- **What you need to do**
Determine how many lines of the entries contain "быть". Reply with that number alone.

** Start Supplied material **

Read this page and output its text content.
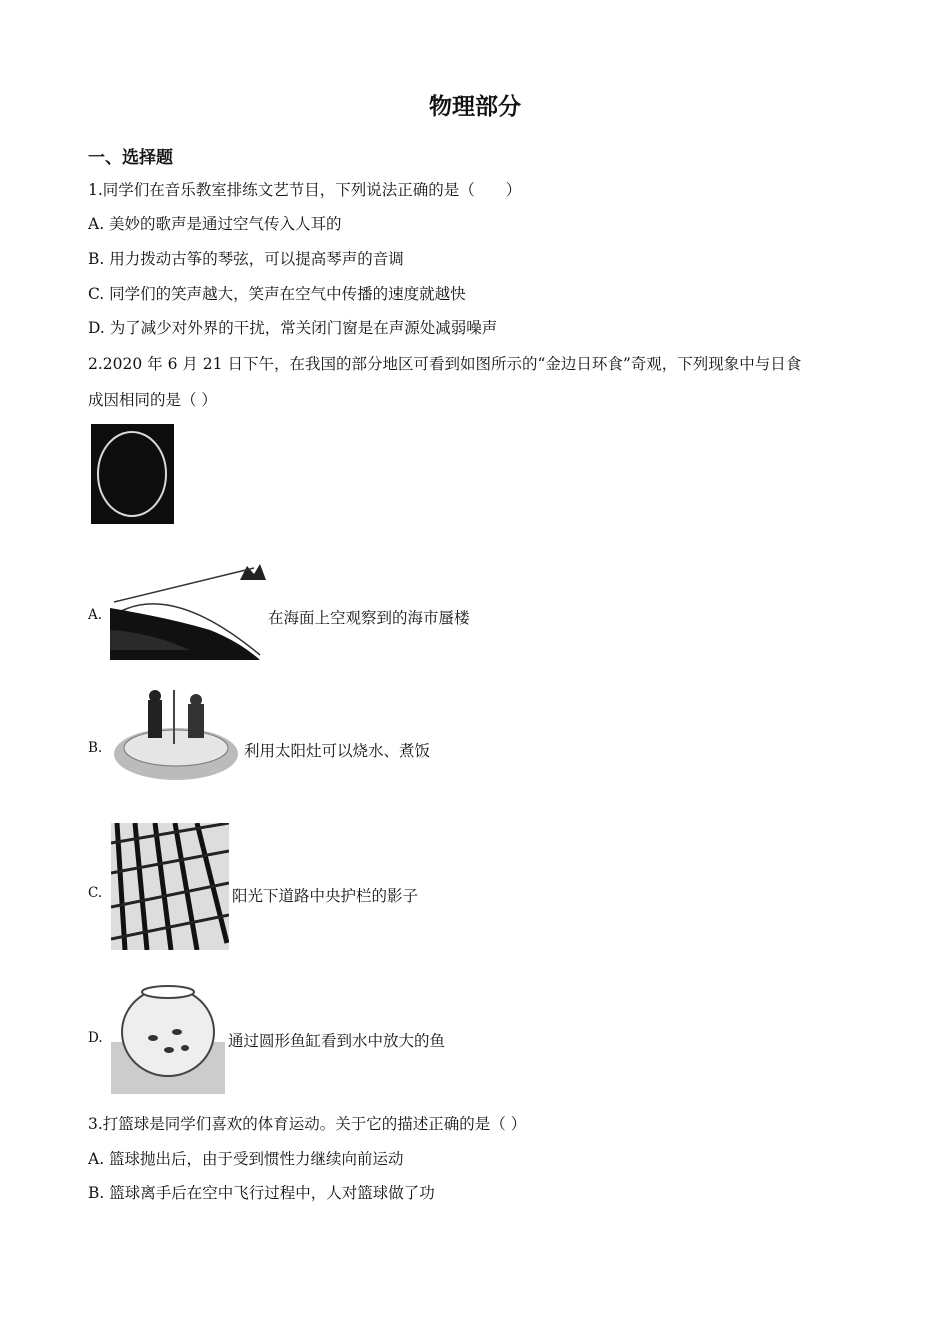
物理部分
一、选择题
1.同学们在音乐教室排练文艺节目，下列说法正确的是（　　）
A. 美妙的歌声是通过空气传入人耳的
B. 用力拨动古筝的琴弦，可以提高琴声的音调
C. 同学们的笑声越大，笑声在空气中传播的速度就越快
D. 为了减少对外界的干扰，常关闭门窗是在声源处减弱噪声
2.2020 年 6 月 21 日下午，在我国的部分地区可看到如图所示的“金边日环食”奇观，下列现象中与日食
成因相同的是（ ）
A.	在海面上空观察到的海市蜃楼
B.	利用太阳灶可以烧水、煮饭
C.	阳光下道路中央护栏的影子
D.	通过圆形鱼缸看到水中放大的鱼
3.打篮球是同学们喜欢的体育运动。关于它的描述正确的是（ ）
A. 篮球抛出后，由于受到惯性力继续向前运动
B. 篮球离手后在空中飞行过程中，人对篮球做了功
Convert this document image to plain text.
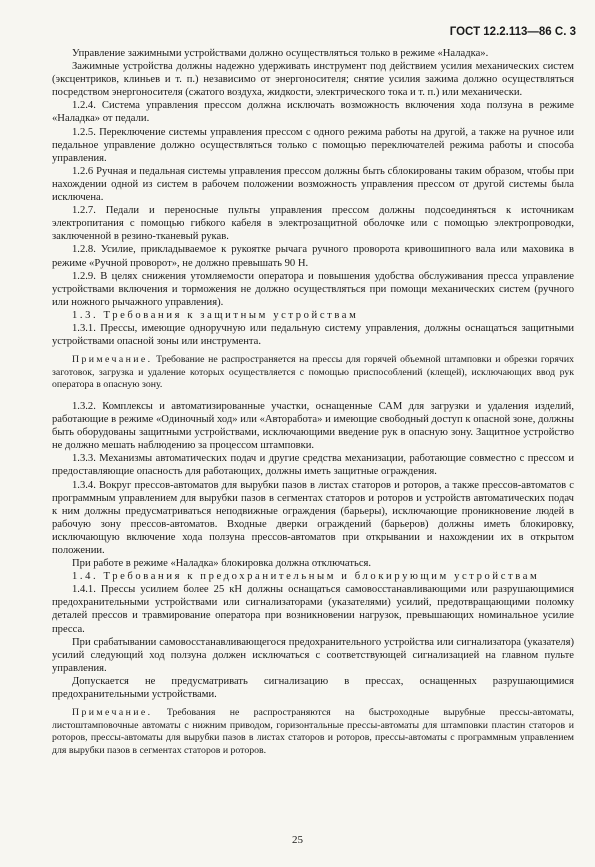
ГОСТ 12.2.113—86 С. 3

Управление зажимными устройствами должно осуществляться только в режиме «Наладка».

Зажимные устройства должны надежно удерживать инструмент под действием усилия механических систем (эксцентриков, клиньев и т. п.) независимо от энергоносителя; снятие усилия зажима должно осуществляться посредством энергоносителя (сжатого воздуха, жидкости, электрического тока и т. п.) или механически.

1.2.4. Система управления прессом должна исключать возможность включения хода ползуна в режиме «Наладка» от педали.

1.2.5. Переключение системы управления прессом с одного режима работы на другой, а также на ручное или педальное управление должно осуществляться только с помощью переключателей режима работы и способа управления.

1.2.6 Ручная и педальная системы управления прессом должны быть сблокированы таким образом, чтобы при нахождении одной из систем в рабочем положении возможность управления прессом от другой системы была исключена.

1.2.7. Педали и переносные пульты управления прессом должны подсоединяться к источникам электропитания с помощью гибкого кабеля в электрозащитной оболочке или с помощью электропроводки, заключенной в резино-тканевый рукав.

1.2.8. Усилие, прикладываемое к рукоятке рычага ручного проворота кривошипного вала или маховика в режиме «Ручной проворот», не должно превышать 90 Н.

1.2.9. В целях снижения утомляемости оператора и повышения удобства обслуживания пресса управление устройствами включения и торможения не должно осуществляться при помощи механических систем (ручного или ножного рычажного управления).

1.3. Требования к защитным устройствам

1.3.1. Прессы, имеющие одноручную или педальную систему управления, должны оснащаться защитными устройствами опасной зоны или инструмента.

Примечание. Требование не распространяется на прессы для горячей объемной штамповки и обрезки горячих заготовок, загрузка и удаление которых осуществляется с помощью приспособлений (клещей), исключающих ввод рук оператора в опасную зону.

1.3.2. Комплексы и автоматизированные участки, оснащенные САМ для загрузки и удаления изделий, работающие в режиме «Одиночный ход» или «Авторабота» и имеющие свободный доступ к опасной зоне, должны быть оборудованы защитными устройствами, исключающими введение рук в опасную зону. Защитное устройство не должно мешать наблюдению за процессом штамповки.

1.3.3. Механизмы автоматических подач и другие средства механизации, работающие совместно с прессом и предоставляющие опасность для работающих, должны иметь защитные ограждения.

1.3.4. Вокруг прессов-автоматов для вырубки пазов в листах статоров и роторов, а также прессов-автоматов с программным управлением для вырубки пазов в сегментах статоров и роторов и устройств автоматических подач к ним должны предусматриваться неподвижные ограждения (барьеры), исключающие проникновение людей в рабочую зону прессов-автоматов. Входные дверки ограждений (барьеров) должны иметь блокировку, исключающую включение хода ползуна прессов-автоматов при открывании и нахождении их в открытом положении.

При работе в режиме «Наладка» блокировка должна отключаться.

1.4. Требования к предохранительным и блокирующим устройствам

1.4.1. Прессы усилием более 25 кН должны оснащаться самовосстанавливающими или разрушающимися предохранительными устройствами или сигнализаторами (указателями) усилий, предотвращающими поломку деталей прессов и травмирование оператора при возникновении нагрузок, превышающих номинальное усилие пресса.

При срабатывании самовосстанавливающегося предохранительного устройства или сигнализатора (указателя) усилий следующий ход ползуна должен исключаться с соответствующей сигнализацией на главном пульте управления.

Допускается не предусматривать сигнализацию в прессах, оснащенных разрушающимися предохранительными устройствами.

Примечание. Требования не распространяются на быстроходные вырубные прессы-автоматы, листоштамповочные автоматы с нижним приводом, горизонтальные прессы-автоматы для штамповки пластин статоров и роторов, прессы-автоматы для вырубки пазов в листах статоров и роторов, прессы-автоматы с программным управлением для вырубки пазов в сегментах статоров и роторов.

25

** End Supplied material **

- **Correct output**
2